Reproduce all entries precisely as they are written.

----- Entries shown -----

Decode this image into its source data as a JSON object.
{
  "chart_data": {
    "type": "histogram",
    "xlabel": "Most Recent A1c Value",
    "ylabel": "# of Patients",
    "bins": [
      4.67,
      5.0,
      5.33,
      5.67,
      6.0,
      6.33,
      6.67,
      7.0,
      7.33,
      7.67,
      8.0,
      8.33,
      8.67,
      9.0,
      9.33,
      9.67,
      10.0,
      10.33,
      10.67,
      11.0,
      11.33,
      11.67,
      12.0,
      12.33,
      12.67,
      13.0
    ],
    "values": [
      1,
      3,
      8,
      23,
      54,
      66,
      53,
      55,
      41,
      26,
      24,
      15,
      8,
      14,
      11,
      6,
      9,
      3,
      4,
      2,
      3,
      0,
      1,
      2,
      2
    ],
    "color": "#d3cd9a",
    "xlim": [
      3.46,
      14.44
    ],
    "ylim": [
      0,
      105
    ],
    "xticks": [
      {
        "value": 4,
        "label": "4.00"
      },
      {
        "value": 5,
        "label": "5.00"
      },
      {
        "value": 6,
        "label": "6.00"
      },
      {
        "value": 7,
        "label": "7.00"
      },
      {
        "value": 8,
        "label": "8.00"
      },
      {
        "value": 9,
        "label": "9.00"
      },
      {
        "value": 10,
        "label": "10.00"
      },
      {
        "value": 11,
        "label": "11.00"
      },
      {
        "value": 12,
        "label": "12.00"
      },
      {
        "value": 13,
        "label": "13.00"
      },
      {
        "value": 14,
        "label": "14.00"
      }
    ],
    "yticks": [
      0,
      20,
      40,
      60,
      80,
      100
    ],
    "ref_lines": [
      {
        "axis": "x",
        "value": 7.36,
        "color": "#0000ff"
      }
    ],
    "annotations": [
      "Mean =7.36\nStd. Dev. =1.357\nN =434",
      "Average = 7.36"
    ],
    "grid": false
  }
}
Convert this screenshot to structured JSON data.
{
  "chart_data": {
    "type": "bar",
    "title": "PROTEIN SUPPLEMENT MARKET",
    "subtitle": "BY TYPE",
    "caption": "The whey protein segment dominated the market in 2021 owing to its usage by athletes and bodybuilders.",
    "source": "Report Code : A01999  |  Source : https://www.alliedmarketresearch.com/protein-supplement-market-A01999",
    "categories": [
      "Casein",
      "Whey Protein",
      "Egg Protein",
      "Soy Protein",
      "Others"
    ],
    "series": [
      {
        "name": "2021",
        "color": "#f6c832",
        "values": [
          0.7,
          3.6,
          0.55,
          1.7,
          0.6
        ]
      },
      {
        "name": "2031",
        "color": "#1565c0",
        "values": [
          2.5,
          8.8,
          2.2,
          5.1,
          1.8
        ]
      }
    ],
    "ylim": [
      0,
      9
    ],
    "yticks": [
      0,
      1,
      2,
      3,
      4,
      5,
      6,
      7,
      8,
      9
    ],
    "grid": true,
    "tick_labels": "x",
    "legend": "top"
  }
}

-----

> **Exercise output**
Decode this image into its source data as a JSON object.
{
  "chart_data": {
    "type": "histogram",
    "xlabel": "Most Recent A1c Value",
    "ylabel": "# of Patients",
    "bins": [
      4.67,
      5.0,
      5.33,
      5.67,
      6.0,
      6.33,
      6.67,
      7.0,
      7.33,
      7.67,
      8.0,
      8.33,
      8.67,
      9.0,
      9.33,
      9.67,
      10.0,
      10.33,
      10.67,
      11.0,
      11.33,
      11.67,
      12.0,
      12.33,
      12.67,
      13.0
    ],
    "values": [
      1,
      3,
      8,
      23,
      54,
      66,
      53,
      55,
      41,
      26,
      24,
      15,
      8,
      14,
      11,
      6,
      9,
      3,
      4,
      2,
      3,
      0,
      1,
      2,
      2
    ],
    "color": "#d3cd9a",
    "xlim": [
      3.46,
      14.44
    ],
    "ylim": [
      0,
      105
    ],
    "xticks": [
      {
        "value": 4,
        "label": "4.00"
      },
      {
        "value": 5,
        "label": "5.00"
      },
      {
        "value": 6,
        "label": "6.00"
      },
      {
        "value": 7,
        "label": "7.00"
      },
      {
        "value": 8,
        "label": "8.00"
      },
      {
        "value": 9,
        "label": "9.00"
      },
      {
        "value": 10,
        "label": "10.00"
      },
      {
        "value": 11,
        "label": "11.00"
      },
      {
        "value": 12,
        "label": "12.00"
      },
      {
        "value": 13,
        "label": "13.00"
      },
      {
        "value": 14,
        "label": "14.00"
      }
    ],
    "yticks": [
      0,
      20,
      40,
      60,
      80,
      100
    ],
    "ref_lines": [
      {
        "axis": "x",
        "value": 7.36,
        "color": "#0000ff"
      }
    ],
    "annotations": [
      "Mean =7.36\nStd. Dev. =1.357\nN =434",
      "Average = 7.36"
    ],
    "grid": false
  }
}
Convert this screenshot to structured JSON data.
{
  "chart_data": {
    "type": "bar",
    "title": "PROTEIN SUPPLEMENT MARKET",
    "subtitle": "BY TYPE",
    "caption": "The whey protein segment dominated the market in 2021 owing to its usage by athletes and bodybuilders.",
    "source": "Report Code : A01999  |  Source : https://www.alliedmarketresearch.com/protein-supplement-market-A01999",
    "categories": [
      "Casein",
      "Whey Protein",
      "Egg Protein",
      "Soy Protein",
      "Others"
    ],
    "series": [
      {
        "name": "2021",
        "color": "#f6c832",
        "values": [
          0.7,
          3.6,
          0.55,
          1.7,
          0.6
        ]
      },
      {
        "name": "2031",
        "color": "#1565c0",
        "values": [
          2.5,
          8.8,
          2.2,
          5.1,
          1.8
        ]
      }
    ],
    "ylim": [
      0,
      9
    ],
    "yticks": [
      0,
      1,
      2,
      3,
      4,
      5,
      6,
      7,
      8,
      9
    ],
    "grid": true,
    "tick_labels": "x",
    "legend": "top"
  }
}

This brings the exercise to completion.